• Short task
Wherever the word "this" appears in a line, extract that line.

• Supplied entries
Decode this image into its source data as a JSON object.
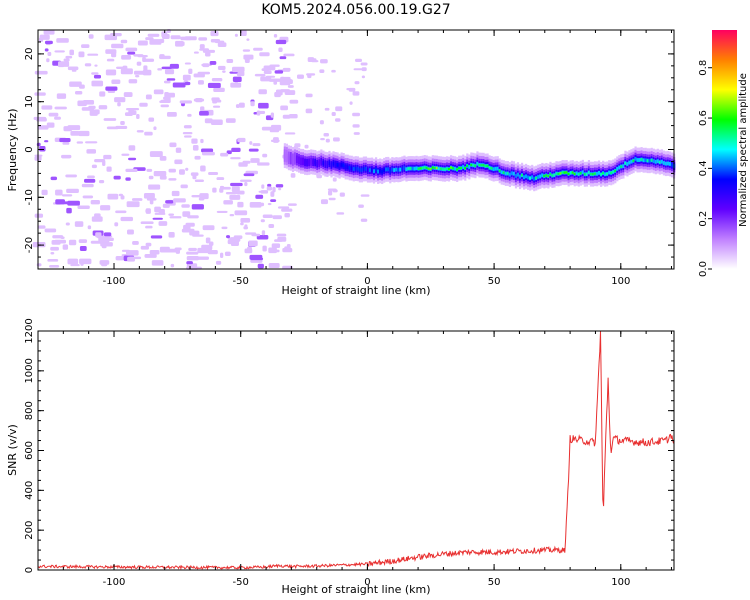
{
  "figure_title": "KOM5.2024.056.00.19.G27",
  "chart_data": [
    {
      "type": "heatmap",
      "xlabel": "Height of straight line (km)",
      "ylabel": "Frequency (Hz)",
      "xlim": [
        -130,
        121
      ],
      "ylim": [
        -25,
        25
      ],
      "xticks": [
        -100,
        -50,
        0,
        50,
        100
      ],
      "yticks": [
        -20,
        -10,
        0,
        10,
        20
      ],
      "colorbar": {
        "label": "Normalized spectral amplitude",
        "range": [
          0,
          0.95
        ],
        "ticks": [
          0.0,
          0.2,
          0.4,
          0.6,
          0.8
        ],
        "colormap": [
          "#ffffff",
          "#c080ff",
          "#6000ff",
          "#0000ff",
          "#00ffff",
          "#00ff00",
          "#ffff00",
          "#ff8000",
          "#ff0060"
        ]
      },
      "ridge": {
        "description_x": [
          -33,
          -25,
          -15,
          -5,
          5,
          15,
          25,
          35,
          45,
          55,
          65,
          75,
          85,
          95,
          105,
          115,
          121
        ],
        "frequency": [
          -1.5,
          -2.5,
          -3,
          -4,
          -4.5,
          -4,
          -4,
          -4,
          -3,
          -5,
          -6,
          -5,
          -5,
          -5,
          -2,
          -2.5,
          -3.5
        ],
        "amplitude": [
          0.15,
          0.25,
          0.3,
          0.35,
          0.4,
          0.45,
          0.6,
          0.55,
          0.5,
          0.5,
          0.45,
          0.6,
          0.5,
          0.5,
          0.5,
          0.45,
          0.4
        ]
      },
      "noise_region": [
        -130,
        -30
      ]
    },
    {
      "type": "line",
      "xlabel": "Height of straight line (km)",
      "ylabel": "SNR (v/v)",
      "xlim": [
        -130,
        121
      ],
      "ylim": [
        0,
        1200
      ],
      "xticks": [
        -100,
        -50,
        0,
        50,
        100
      ],
      "yticks": [
        0,
        200,
        400,
        600,
        800,
        1000,
        1200
      ],
      "color": "#e83030",
      "series": [
        {
          "x": [
            -130,
            -100,
            -50,
            -40,
            -35,
            -30,
            -20,
            -10,
            0,
            10,
            20,
            30,
            40,
            50,
            60,
            70,
            78,
            79,
            80,
            85,
            90,
            92,
            93,
            94,
            95,
            96,
            97,
            100,
            110,
            118,
            120,
            121
          ],
          "y": [
            18,
            15,
            12,
            15,
            22,
            18,
            20,
            25,
            30,
            45,
            65,
            80,
            90,
            90,
            95,
            100,
            100,
            350,
            660,
            650,
            640,
            1200,
            250,
            640,
            960,
            590,
            660,
            650,
            640,
            650,
            680,
            620
          ]
        }
      ]
    }
  ]
}
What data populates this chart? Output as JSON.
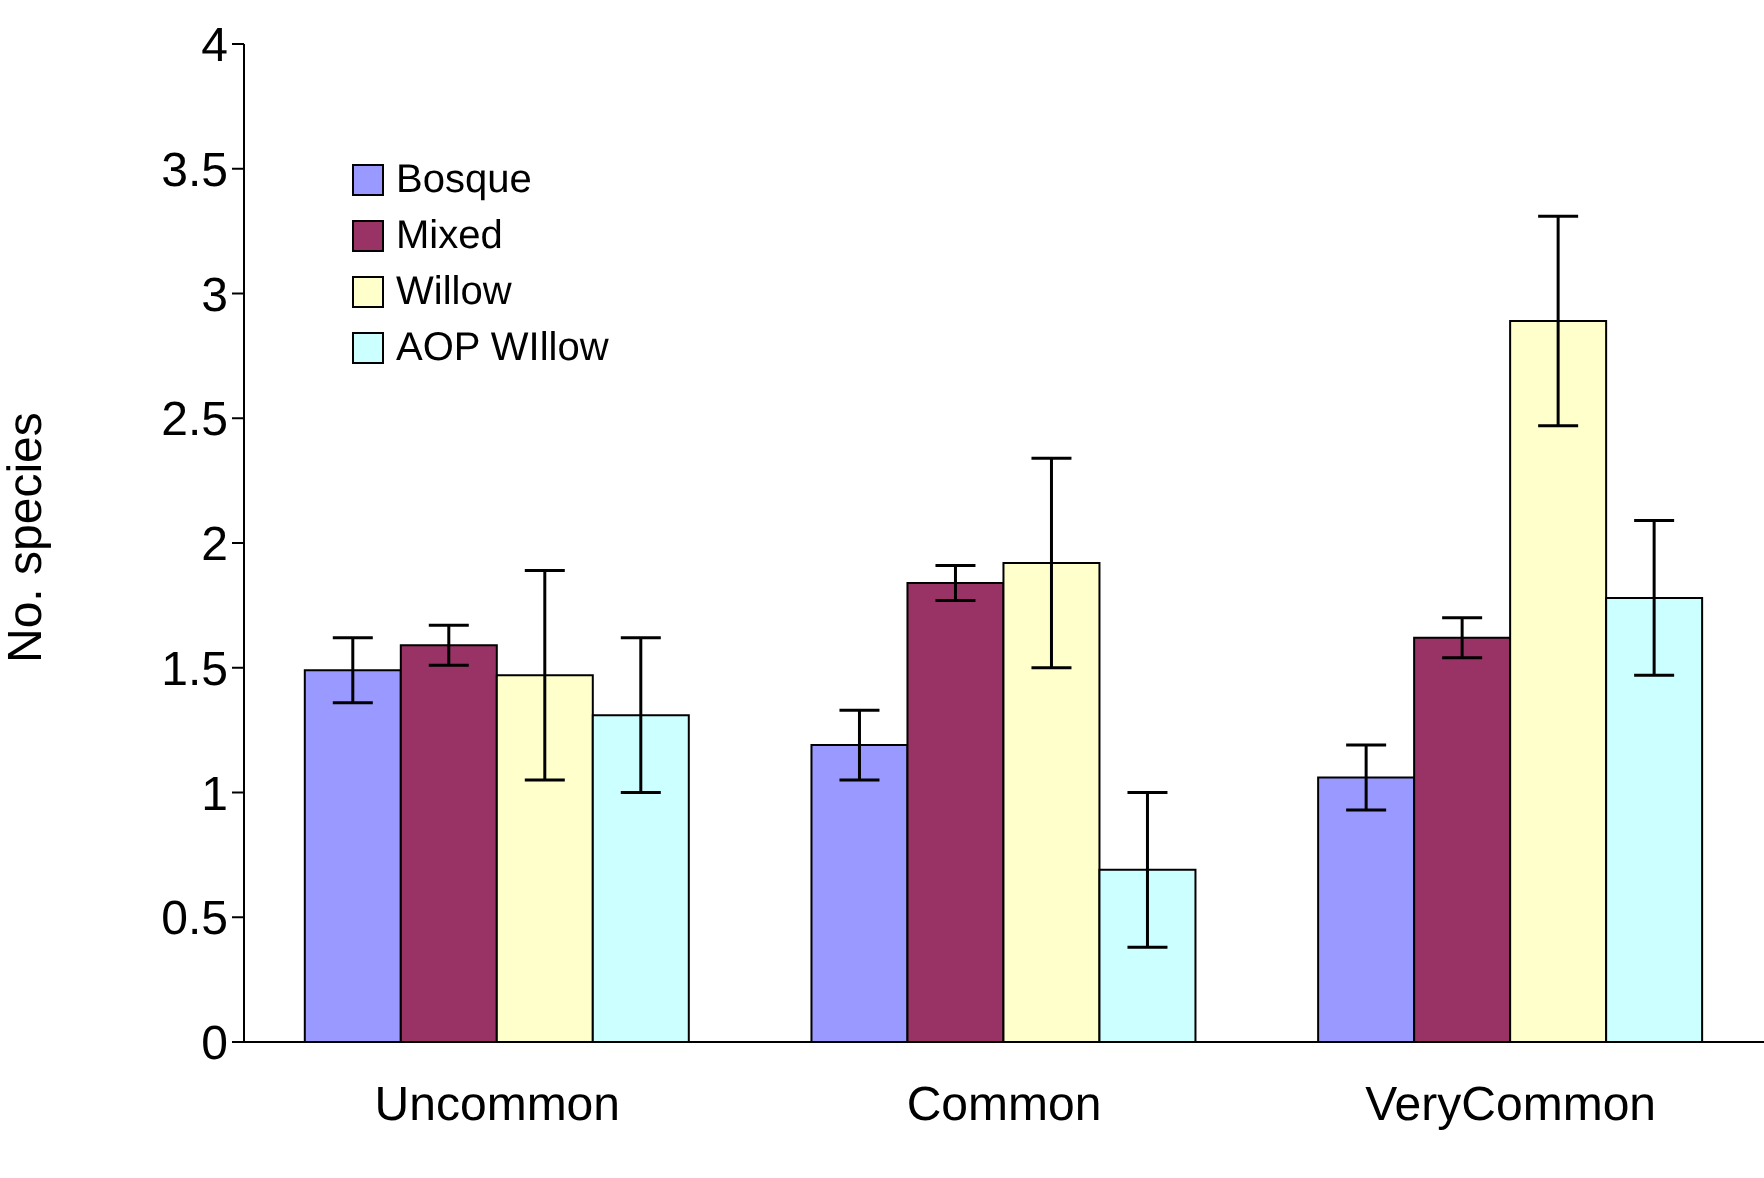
{
  "chart_data": {
    "type": "bar",
    "ylabel": "No. species",
    "categories": [
      "Uncommon",
      "Common",
      "VeryCommon"
    ],
    "series": [
      {
        "name": "Bosque",
        "color": "#9999ff",
        "values": [
          1.49,
          1.19,
          1.06
        ],
        "errors": [
          0.13,
          0.14,
          0.13
        ]
      },
      {
        "name": "Mixed",
        "color": "#993366",
        "values": [
          1.59,
          1.84,
          1.62
        ],
        "errors": [
          0.08,
          0.07,
          0.08
        ]
      },
      {
        "name": "Willow",
        "color": "#ffffcc",
        "values": [
          1.47,
          1.92,
          2.89
        ],
        "errors": [
          0.42,
          0.42,
          0.42
        ]
      },
      {
        "name": "AOP WIllow",
        "color": "#ccffff",
        "values": [
          1.31,
          0.69,
          1.78
        ],
        "errors": [
          0.31,
          0.31,
          0.31
        ]
      }
    ],
    "ylim": [
      0,
      4
    ],
    "yticks": [
      0,
      0.5,
      1,
      1.5,
      2,
      2.5,
      3,
      3.5,
      4
    ],
    "grid": false,
    "legend": "top left"
  }
}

• Exercise result
Decode this image into its source data as a JSON object.
What data populates this chart? Output as JSON.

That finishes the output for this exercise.